[Source records]
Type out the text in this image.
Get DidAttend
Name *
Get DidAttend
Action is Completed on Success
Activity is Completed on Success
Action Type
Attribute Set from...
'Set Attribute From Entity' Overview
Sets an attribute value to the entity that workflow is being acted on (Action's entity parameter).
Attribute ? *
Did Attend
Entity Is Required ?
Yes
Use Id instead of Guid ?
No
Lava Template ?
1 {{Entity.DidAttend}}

...

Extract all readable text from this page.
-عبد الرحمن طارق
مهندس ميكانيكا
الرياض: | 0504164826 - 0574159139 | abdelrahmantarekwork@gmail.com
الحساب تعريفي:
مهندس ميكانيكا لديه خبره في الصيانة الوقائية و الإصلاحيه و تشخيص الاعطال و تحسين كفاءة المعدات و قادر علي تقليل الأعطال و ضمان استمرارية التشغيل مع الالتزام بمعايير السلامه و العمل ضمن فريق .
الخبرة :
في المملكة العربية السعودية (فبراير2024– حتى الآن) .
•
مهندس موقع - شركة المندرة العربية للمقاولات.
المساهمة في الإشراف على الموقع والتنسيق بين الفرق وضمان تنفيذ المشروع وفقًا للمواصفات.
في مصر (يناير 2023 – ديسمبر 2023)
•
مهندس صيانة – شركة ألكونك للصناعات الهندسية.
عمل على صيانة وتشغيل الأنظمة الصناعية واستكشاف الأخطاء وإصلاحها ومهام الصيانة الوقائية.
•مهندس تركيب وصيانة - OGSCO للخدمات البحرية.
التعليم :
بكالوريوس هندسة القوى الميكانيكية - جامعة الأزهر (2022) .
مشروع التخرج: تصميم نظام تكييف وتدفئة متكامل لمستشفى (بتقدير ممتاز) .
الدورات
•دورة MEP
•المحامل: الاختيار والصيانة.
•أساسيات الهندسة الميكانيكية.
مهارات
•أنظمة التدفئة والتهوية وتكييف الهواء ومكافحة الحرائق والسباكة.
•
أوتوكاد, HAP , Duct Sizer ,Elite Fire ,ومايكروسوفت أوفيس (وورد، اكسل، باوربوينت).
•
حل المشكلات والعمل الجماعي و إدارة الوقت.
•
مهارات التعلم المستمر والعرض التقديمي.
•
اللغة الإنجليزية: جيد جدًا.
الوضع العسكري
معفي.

Written problem:
Check each line of the records above for the string "الوقائية", and report every line that has it.

Solved exercise:
مهندس ميكانيكا لديه خبره في الصيانة الوقائية و الإصلاحيه و تشخيص الاعطال و تحسين كفاءة المعدات و قادر علي تقليل الأعطال و ضمان استمرارية التشغيل مع الالتزام بمعايير السلامه و العمل ضمن فريق .
عمل على صيانة وتشغيل الأنظمة الصناعية واستكشاف الأخطاء وإصلاحها ومهام الصيانة الوقائية.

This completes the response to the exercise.